**Your objective**
Write out every entry word for word.

[Saved entries]

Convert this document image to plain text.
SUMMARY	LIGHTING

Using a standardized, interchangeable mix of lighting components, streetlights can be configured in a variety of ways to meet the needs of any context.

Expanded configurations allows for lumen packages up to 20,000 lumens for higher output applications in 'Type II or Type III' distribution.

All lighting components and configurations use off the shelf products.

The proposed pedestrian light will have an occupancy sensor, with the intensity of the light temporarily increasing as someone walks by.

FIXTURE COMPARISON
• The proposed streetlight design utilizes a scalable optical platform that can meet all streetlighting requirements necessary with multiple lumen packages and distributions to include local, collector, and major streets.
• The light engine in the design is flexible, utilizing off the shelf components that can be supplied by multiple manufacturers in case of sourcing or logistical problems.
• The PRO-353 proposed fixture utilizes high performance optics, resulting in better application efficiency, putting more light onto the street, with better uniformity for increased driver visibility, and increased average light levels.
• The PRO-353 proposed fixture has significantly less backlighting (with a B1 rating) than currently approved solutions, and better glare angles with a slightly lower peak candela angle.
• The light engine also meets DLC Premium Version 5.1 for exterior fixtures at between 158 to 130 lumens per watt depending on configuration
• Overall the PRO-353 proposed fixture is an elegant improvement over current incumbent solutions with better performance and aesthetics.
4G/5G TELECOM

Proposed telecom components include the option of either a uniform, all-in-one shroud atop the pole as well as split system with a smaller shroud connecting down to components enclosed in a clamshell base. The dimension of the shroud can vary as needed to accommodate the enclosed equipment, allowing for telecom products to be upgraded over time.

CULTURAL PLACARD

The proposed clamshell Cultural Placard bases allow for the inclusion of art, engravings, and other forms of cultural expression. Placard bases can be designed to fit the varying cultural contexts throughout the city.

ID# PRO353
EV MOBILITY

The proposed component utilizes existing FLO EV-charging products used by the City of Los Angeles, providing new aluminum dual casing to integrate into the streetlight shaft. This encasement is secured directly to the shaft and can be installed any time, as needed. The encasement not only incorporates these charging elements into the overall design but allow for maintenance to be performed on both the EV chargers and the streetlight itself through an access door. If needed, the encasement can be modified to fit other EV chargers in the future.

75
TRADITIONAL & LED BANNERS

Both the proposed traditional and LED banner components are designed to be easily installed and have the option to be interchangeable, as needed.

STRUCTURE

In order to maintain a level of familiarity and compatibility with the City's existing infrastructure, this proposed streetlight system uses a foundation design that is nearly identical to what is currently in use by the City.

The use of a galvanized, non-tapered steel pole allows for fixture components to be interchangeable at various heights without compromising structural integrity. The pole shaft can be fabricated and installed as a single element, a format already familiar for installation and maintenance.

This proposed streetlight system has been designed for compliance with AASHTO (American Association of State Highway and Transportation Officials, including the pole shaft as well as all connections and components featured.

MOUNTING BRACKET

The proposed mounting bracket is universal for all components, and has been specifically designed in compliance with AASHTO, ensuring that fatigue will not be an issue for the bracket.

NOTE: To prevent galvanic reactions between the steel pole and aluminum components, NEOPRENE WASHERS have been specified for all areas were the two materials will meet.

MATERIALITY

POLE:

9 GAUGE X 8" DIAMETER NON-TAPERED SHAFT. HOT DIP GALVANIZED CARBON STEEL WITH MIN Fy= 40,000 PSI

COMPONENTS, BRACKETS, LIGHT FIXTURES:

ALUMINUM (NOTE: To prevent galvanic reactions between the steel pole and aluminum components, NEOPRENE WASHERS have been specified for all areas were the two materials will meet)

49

**Written solution**
Convert this document image to plain text.
SUMMARY	LIGHTING

Using a standardized, interchangeable mix of lighting components, streetlights can be configured in a variety of ways to meet the needs of any context.

Expanded configurations allows for lumen packages up to 20,000 lumens for higher output applications in 'Type II or Type III' distribution.

All lighting components and configurations use off the shelf products.

The proposed pedestrian light will have an occupancy sensor, with the intensity of the light temporarily increasing as someone walks by.

FIXTURE COMPARISON
• The proposed streetlight design utilizes a scalable optical platform that can meet all streetlighting requirements necessary with multiple lumen packages and distributions to include local, collector, and major streets.
• The light engine in the design is flexible, utilizing off the shelf components that can be supplied by multiple manufacturers in case of sourcing or logistical problems.
• The PRO-353 proposed fixture utilizes high performance optics, resulting in better application efficiency, putting more light onto the street, with better uniformity for increased driver visibility, and increased average light levels.
• The PRO-353 proposed fixture has significantly less backlighting (with a B1 rating) than currently approved solutions, and better glare angles with a slightly lower peak candela angle.
• The light engine also meets DLC Premium Version 5.1 for exterior fixtures at between 158 to 130 lumens per watt depending on configuration
• Overall the PRO-353 proposed fixture is an elegant improvement over current incumbent solutions with better performance and aesthetics.
4G/5G TELECOM

Proposed telecom components include the option of either a uniform, all-in-one shroud atop the pole as well as split system with a smaller shroud connecting down to components enclosed in a clamshell base. The dimension of the shroud can vary as needed to accommodate the enclosed equipment, allowing for telecom products to be upgraded over time.

CULTURAL PLACARD

The proposed clamshell Cultural Placard bases allow for the inclusion of art, engravings, and other forms of cultural expression. Placard bases can be designed to fit the varying cultural contexts throughout the city.

ID# PRO353
EV MOBILITY

The proposed component utilizes existing FLO EV-charging products used by the City of Los Angeles, providing new aluminum dual casing to integrate into the streetlight shaft. This encasement is secured directly to the shaft and can be installed any time, as needed. The encasement not only incorporates these charging elements into the overall design but allow for maintenance to be performed on both the EV chargers and the streetlight itself through an access door. If needed, the encasement can be modified to fit other EV chargers in the future.

75
TRADITIONAL & LED BANNERS

Both the proposed traditional and LED banner components are designed to be easily installed and have the option to be interchangeable, as needed.

STRUCTURE

In order to maintain a level of familiarity and compatibility with the City's existing infrastructure, this proposed streetlight system uses a foundation design that is nearly identical to what is currently in use by the City.

The use of a galvanized, non-tapered steel pole allows for fixture components to be interchangeable at various heights without compromising structural integrity. The pole shaft can be fabricated and installed as a single element, a format already familiar for installation and maintenance.

This proposed streetlight system has been designed for compliance with AASHTO (American Association of State Highway and Transportation Officials, including the pole shaft as well as all connections and components featured.

MOUNTING BRACKET

The proposed mounting bracket is universal for all components, and has been specifically designed in compliance with AASHTO, ensuring that fatigue will not be an issue for the bracket.

NOTE: To prevent galvanic reactions between the steel pole and aluminum components, NEOPRENE WASHERS have been specified for all areas were the two materials will meet.

MATERIALITY

POLE:

9 GAUGE X 8" DIAMETER NON-TAPERED SHAFT. HOT DIP GALVANIZED CARBON STEEL WITH MIN Fy= 40,000 PSI

COMPONENTS, BRACKETS, LIGHT FIXTURES:

ALUMINUM (NOTE: To prevent galvanic reactions between the steel pole and aluminum components, NEOPRENE WASHERS have been specified for all areas were the two materials will meet)

49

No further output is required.